EXCERPT PROVIDED:
◇ ◇ ◇
APA: A Pairwise Aligner

A pairwise sequence aligner using A*, extending the seed heuristic from AStarix.

Co-authored by @pesho-ivanov and @RagnarGrootKoerkamp.

Links

Twitter: @curious_coding, @peshotrie,
Blog: https://research.curiouscoding.nl

Citation

Ragnar Groot Koerkamp, Pesho Ivanov. “Exact pairwise alignment using A* with seed heuristic and match pruning”. bioRxiv (2022). DOI 2022.09.19.508631

Usage

cargo run --release -- -i <input>.{seq,txt,fasta} [-a csh] [-s]

Edit distance is shown in the ed column. The Cigar string is computed but not written to a file currently (#15).

Visualizations

Show a video of a small alignment:

cargo run --release --features sdl2 -- -i <input> -v [--style detailed]

Save a large alignment to disk:

cargo run --release --features sdl2 -- -i <input> --save --save-path <filename>.bmp --style large

Rust/C library usage

This is TODO (#14).
◇ ◇ ◇
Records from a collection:
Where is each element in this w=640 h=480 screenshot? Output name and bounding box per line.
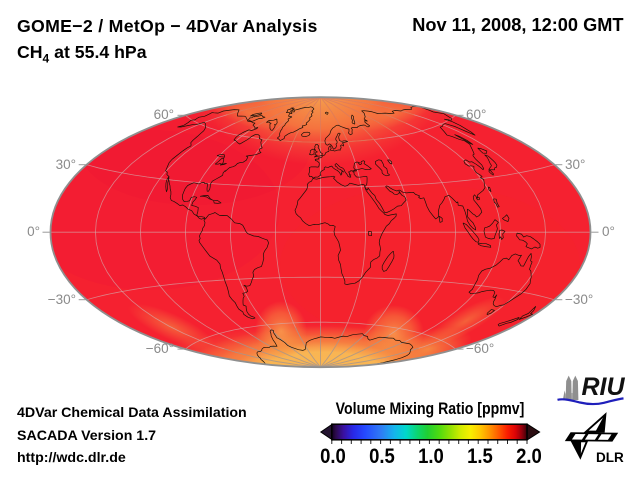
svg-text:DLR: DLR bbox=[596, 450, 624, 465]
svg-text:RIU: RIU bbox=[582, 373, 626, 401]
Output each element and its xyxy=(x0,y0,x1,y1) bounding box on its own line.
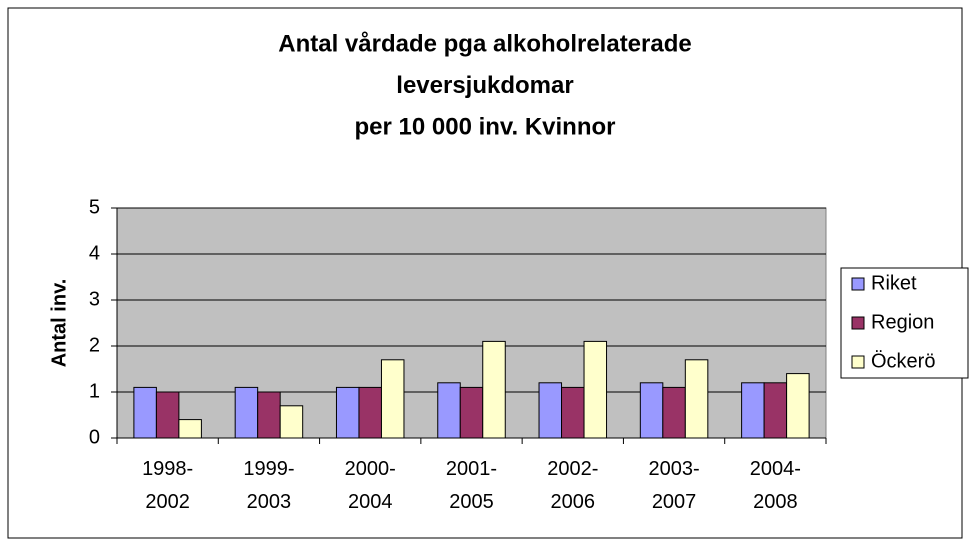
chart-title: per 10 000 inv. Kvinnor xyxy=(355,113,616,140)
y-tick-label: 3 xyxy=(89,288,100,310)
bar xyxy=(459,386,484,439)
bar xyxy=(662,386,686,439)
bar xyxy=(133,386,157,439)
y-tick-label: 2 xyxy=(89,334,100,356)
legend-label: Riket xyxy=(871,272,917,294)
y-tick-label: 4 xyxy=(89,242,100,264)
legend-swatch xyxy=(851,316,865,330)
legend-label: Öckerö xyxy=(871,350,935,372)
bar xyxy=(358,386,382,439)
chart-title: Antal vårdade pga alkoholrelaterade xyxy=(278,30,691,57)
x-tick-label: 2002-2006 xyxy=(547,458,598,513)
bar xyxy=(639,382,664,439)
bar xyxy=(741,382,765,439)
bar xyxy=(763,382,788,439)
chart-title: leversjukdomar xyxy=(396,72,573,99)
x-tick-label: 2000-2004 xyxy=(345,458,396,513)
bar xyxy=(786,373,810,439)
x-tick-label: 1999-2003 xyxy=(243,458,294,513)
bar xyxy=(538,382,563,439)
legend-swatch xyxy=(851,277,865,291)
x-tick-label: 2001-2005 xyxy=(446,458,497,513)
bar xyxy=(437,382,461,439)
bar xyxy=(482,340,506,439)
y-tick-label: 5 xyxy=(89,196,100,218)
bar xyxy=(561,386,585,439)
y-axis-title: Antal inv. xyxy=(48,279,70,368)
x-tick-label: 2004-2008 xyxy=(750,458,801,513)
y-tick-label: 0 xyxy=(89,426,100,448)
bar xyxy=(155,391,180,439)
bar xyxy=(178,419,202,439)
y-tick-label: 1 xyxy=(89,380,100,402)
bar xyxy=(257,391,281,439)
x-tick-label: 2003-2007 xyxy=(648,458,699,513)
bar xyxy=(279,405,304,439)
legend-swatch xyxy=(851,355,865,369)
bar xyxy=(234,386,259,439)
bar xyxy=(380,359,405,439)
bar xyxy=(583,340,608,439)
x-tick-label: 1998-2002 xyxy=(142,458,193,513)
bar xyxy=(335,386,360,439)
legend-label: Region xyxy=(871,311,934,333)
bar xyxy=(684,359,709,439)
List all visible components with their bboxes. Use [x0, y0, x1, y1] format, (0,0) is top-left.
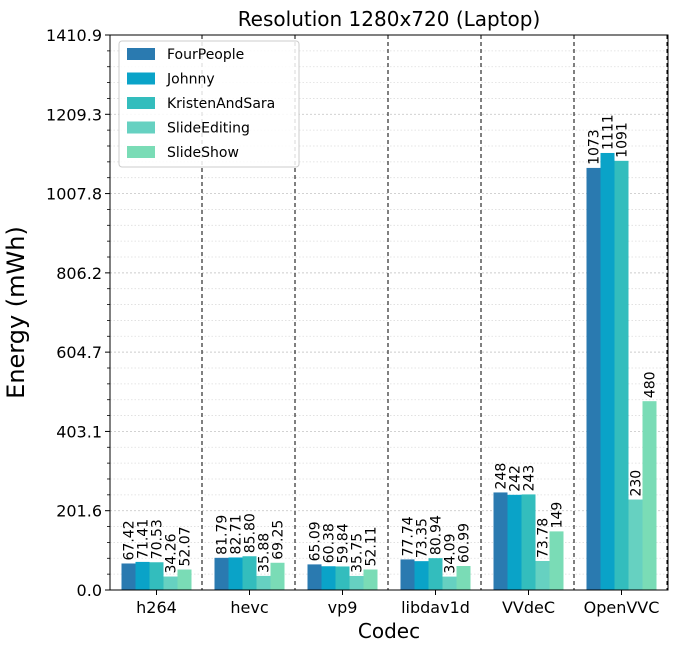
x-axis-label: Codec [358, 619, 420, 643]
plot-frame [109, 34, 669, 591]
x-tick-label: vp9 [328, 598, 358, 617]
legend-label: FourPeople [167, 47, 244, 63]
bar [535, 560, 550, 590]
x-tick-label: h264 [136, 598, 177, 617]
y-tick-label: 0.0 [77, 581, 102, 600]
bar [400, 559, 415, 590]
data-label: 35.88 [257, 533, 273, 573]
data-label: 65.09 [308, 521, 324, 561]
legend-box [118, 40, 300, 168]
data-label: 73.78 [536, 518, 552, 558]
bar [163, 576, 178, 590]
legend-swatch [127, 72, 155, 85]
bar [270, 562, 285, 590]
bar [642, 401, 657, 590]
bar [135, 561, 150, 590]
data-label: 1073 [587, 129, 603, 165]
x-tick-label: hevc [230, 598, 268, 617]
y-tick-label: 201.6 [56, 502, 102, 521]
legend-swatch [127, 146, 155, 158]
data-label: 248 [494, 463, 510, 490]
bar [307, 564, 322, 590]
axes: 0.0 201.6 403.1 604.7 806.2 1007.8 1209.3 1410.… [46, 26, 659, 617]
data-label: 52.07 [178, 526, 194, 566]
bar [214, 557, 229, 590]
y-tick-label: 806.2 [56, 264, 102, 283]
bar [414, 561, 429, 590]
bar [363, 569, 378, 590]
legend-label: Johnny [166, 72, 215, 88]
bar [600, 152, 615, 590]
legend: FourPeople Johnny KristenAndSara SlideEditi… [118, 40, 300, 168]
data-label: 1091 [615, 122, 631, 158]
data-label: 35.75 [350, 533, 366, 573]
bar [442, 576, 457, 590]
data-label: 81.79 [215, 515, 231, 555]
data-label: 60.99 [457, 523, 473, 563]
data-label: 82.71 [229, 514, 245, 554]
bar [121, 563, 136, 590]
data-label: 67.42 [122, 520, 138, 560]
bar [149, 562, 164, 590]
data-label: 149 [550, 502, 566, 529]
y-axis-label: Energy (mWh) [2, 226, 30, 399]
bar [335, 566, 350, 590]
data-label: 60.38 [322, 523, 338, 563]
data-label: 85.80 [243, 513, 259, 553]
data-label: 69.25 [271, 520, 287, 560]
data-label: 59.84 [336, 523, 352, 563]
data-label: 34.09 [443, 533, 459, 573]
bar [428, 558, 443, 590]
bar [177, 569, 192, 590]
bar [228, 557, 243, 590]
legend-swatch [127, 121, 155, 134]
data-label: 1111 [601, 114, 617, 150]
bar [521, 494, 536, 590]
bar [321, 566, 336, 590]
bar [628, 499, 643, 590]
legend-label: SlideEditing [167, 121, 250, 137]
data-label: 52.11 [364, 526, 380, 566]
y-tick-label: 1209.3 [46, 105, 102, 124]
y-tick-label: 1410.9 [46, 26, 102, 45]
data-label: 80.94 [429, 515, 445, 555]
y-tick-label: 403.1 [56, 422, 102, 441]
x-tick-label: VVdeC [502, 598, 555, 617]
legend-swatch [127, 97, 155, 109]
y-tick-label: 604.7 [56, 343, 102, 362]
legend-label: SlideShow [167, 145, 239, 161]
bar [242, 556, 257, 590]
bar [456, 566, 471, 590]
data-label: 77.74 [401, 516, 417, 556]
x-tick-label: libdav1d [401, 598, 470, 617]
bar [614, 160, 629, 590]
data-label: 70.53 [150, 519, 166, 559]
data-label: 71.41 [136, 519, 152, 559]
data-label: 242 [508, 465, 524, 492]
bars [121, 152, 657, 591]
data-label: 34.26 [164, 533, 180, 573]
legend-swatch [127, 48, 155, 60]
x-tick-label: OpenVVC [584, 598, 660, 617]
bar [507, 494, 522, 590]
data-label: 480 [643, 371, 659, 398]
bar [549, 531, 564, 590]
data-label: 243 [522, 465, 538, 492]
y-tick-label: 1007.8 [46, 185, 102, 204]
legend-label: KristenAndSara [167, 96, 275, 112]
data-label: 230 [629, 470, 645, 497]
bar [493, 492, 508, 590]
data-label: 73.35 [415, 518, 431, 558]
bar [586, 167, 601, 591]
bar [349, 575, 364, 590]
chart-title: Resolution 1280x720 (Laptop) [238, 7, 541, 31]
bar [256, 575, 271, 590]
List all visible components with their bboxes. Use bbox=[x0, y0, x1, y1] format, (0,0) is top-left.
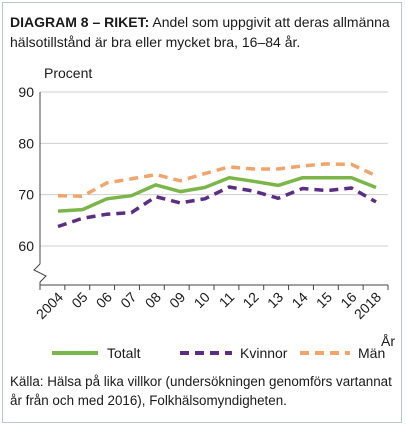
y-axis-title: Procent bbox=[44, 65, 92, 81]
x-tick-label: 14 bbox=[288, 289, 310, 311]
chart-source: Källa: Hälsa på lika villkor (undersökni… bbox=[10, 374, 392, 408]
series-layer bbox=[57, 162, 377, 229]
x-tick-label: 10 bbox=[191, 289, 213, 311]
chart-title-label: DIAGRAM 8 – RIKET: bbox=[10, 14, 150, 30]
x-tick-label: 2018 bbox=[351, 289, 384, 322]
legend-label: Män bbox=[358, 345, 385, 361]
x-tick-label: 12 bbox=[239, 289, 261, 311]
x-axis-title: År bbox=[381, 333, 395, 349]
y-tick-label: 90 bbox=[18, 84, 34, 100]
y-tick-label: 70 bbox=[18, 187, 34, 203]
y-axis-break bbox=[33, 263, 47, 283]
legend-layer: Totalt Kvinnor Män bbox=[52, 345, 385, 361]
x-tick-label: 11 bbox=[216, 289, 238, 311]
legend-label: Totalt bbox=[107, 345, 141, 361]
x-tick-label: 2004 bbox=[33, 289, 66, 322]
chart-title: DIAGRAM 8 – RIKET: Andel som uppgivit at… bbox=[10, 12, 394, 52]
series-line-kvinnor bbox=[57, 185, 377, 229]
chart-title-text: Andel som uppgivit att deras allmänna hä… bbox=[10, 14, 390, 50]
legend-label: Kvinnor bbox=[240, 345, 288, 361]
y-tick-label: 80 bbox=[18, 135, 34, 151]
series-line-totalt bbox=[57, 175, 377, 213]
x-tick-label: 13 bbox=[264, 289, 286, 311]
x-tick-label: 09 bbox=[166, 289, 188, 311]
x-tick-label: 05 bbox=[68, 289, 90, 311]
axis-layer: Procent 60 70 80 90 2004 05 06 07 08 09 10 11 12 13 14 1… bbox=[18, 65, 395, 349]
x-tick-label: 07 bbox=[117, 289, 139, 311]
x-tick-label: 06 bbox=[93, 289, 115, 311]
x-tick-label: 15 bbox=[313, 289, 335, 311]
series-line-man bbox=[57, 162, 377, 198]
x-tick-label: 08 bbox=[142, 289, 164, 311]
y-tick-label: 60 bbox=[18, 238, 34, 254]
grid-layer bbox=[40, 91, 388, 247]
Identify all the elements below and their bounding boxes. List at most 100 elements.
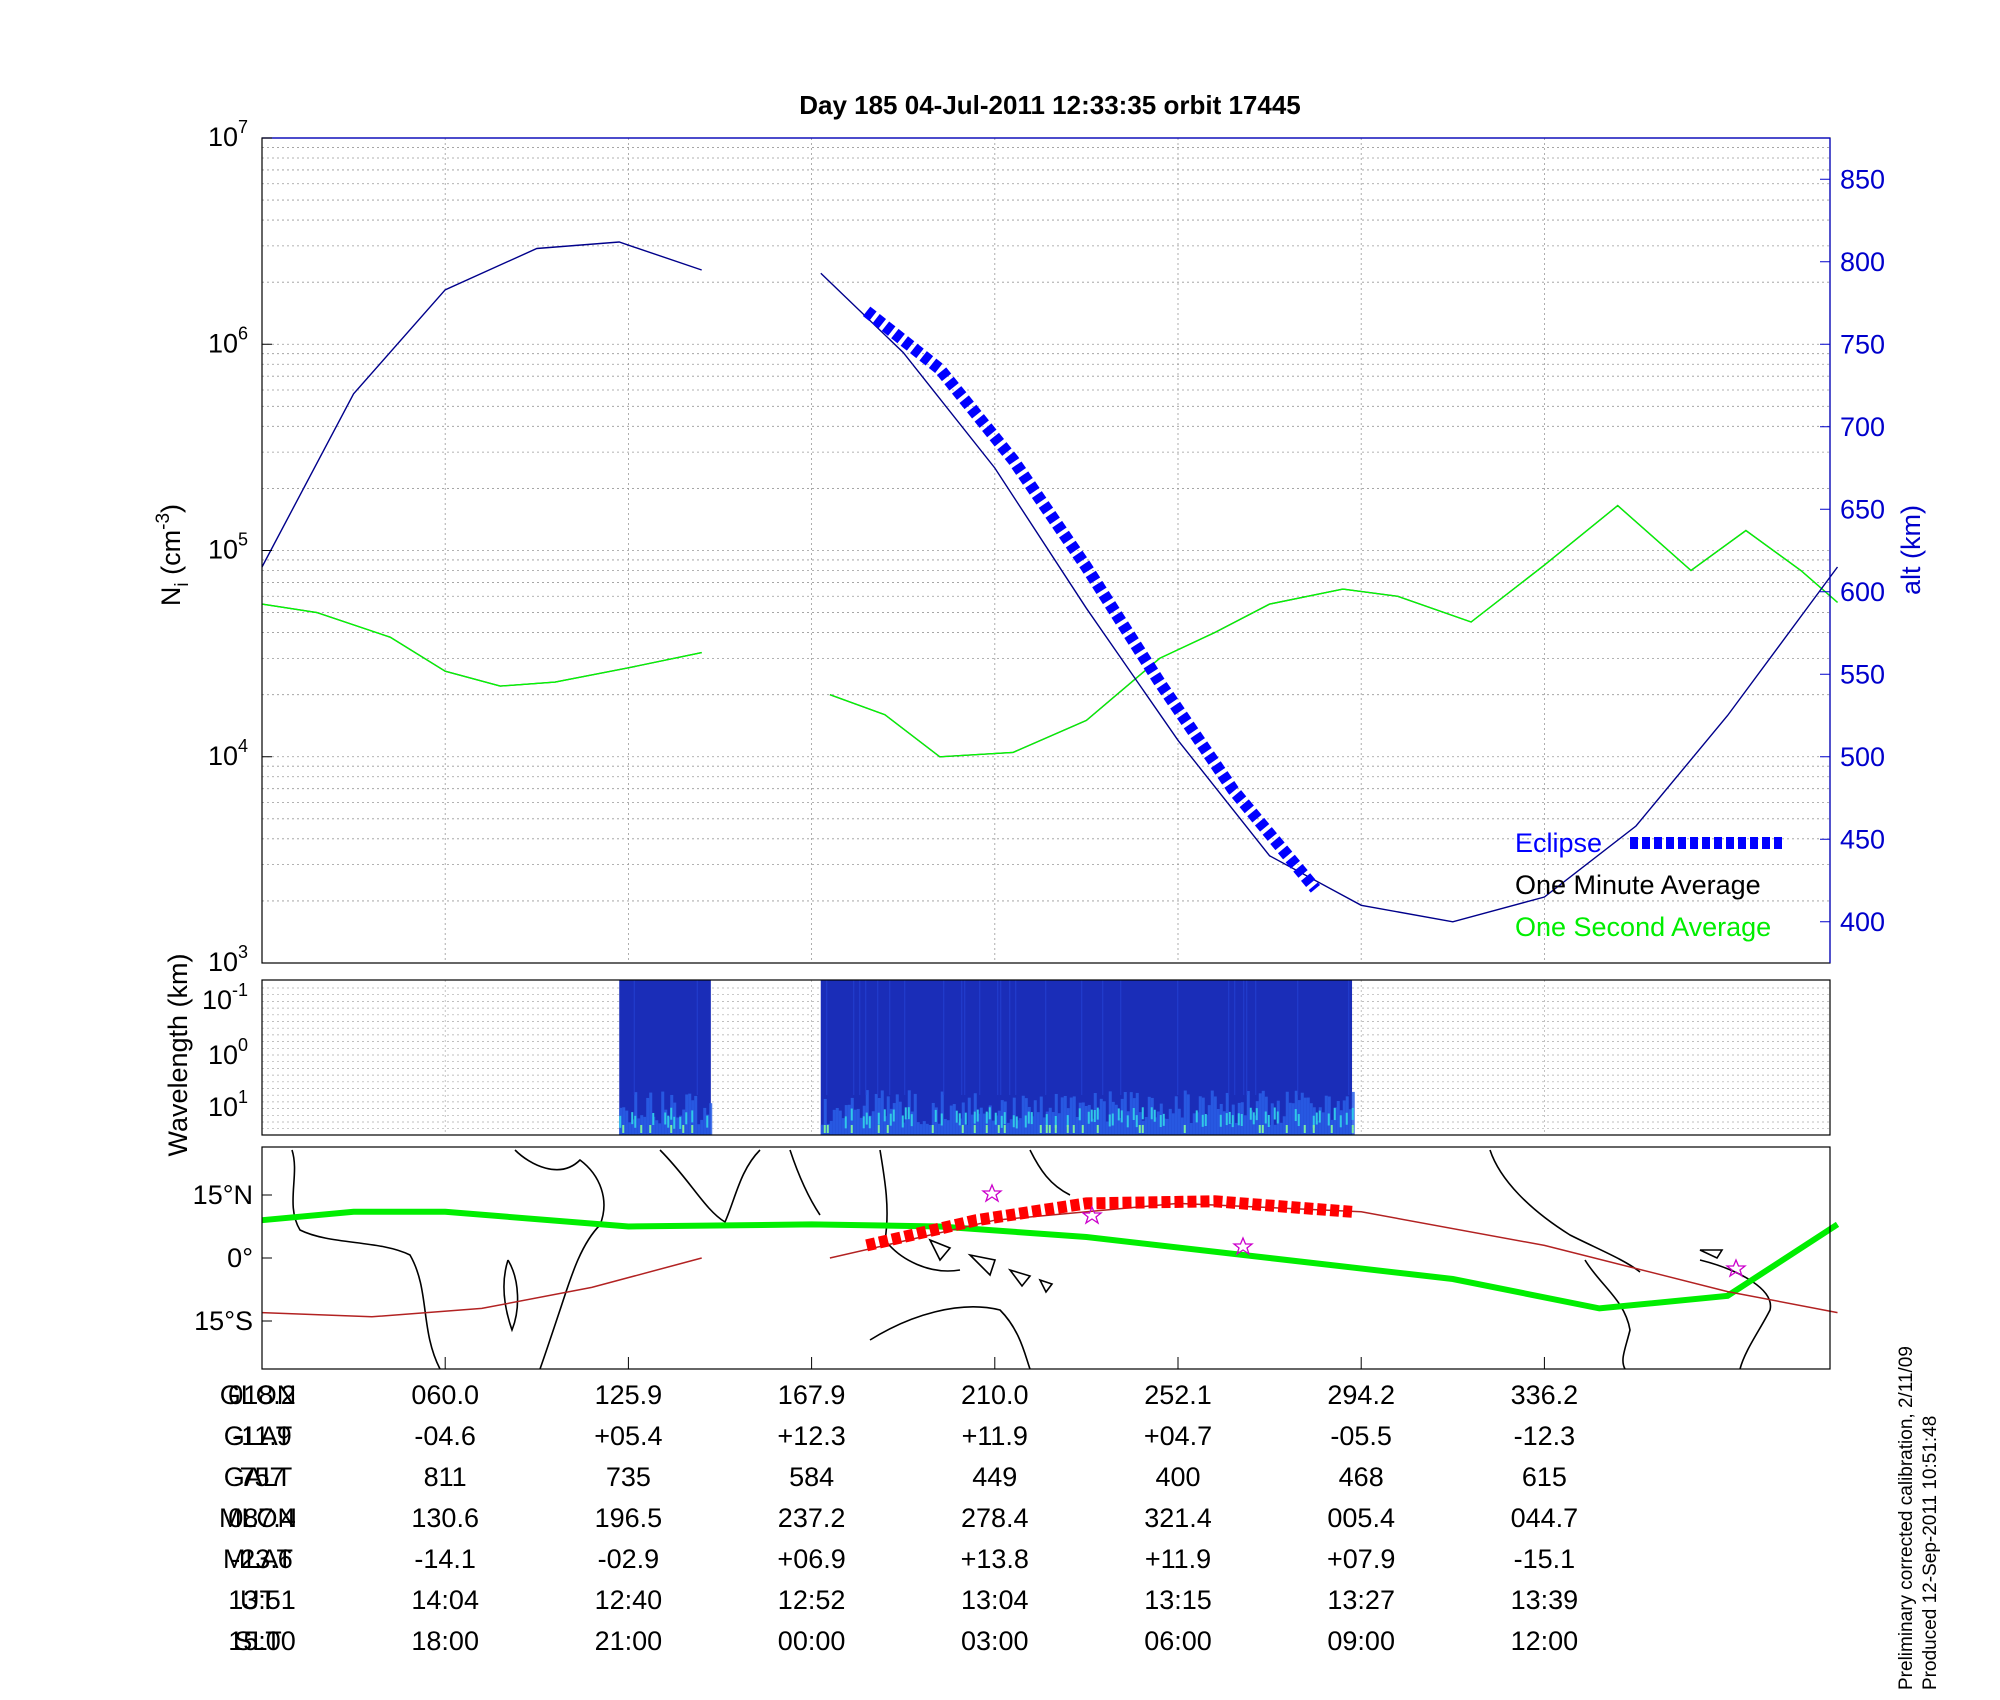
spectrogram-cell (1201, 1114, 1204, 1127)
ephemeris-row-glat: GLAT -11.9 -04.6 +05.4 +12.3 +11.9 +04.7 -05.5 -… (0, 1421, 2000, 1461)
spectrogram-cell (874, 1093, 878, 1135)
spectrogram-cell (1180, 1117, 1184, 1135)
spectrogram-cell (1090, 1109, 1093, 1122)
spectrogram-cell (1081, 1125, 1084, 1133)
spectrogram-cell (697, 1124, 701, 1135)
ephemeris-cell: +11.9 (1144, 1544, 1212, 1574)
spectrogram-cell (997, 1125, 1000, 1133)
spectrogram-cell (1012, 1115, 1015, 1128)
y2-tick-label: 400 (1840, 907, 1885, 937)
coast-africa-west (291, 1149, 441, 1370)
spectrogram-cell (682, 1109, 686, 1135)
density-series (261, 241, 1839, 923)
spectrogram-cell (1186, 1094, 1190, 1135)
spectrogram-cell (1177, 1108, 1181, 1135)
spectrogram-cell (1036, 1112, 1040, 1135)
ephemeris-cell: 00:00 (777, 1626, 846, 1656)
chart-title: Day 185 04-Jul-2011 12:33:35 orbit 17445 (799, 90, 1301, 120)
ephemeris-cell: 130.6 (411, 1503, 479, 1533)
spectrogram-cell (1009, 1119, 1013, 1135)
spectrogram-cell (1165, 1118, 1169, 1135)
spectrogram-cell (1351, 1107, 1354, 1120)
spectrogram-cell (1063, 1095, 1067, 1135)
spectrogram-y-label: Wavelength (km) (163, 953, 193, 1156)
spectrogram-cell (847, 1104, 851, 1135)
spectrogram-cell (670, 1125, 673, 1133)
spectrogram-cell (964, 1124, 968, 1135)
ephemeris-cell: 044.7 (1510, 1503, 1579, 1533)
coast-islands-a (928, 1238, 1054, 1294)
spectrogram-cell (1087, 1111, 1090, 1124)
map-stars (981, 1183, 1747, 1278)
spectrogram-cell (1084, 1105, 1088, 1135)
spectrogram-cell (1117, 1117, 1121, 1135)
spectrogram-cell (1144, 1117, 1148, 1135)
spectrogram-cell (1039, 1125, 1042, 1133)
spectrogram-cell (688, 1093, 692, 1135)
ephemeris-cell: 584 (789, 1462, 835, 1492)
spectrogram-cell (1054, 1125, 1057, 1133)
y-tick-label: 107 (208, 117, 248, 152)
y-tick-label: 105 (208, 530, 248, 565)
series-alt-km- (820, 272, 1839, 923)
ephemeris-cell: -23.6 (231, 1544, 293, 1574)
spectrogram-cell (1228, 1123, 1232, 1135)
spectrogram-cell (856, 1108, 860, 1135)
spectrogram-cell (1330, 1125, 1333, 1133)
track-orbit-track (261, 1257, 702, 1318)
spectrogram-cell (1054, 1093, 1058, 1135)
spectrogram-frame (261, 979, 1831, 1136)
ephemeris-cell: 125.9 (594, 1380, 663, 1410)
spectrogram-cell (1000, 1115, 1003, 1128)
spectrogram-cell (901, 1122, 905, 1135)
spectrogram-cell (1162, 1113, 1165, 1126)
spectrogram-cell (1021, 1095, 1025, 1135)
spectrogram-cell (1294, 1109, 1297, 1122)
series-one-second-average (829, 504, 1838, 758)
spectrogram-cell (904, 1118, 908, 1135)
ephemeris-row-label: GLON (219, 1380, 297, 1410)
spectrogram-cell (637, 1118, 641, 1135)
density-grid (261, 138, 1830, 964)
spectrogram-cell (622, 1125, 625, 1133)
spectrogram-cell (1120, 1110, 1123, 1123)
◇ ◇ ◇
GOAL A:
Name each section heading that appears after the title in the pairwise aligner README.
GOAL B:
Render the listing as a numbered list, starting from its first line and running through the line containing "Output each element". Omit the pictures.
The aligner README and the listing were taken from unrelated sources.

TASK RESULT A:
Links
Citation
Usage
Visualizations
Rust/C library usage

TASK RESULT B:
1. Where is each element in this w=640 h=480 screenshot? Output name and bounding box per line.
2. svg-text:DLR: DLR bbox=[596, 450, 624, 465]
3. svg-text:RIU: RIU bbox=[582, 373, 626, 401]
4. Output each element and its xyxy=(x0,y0,x1,y1) bounding box on its own line.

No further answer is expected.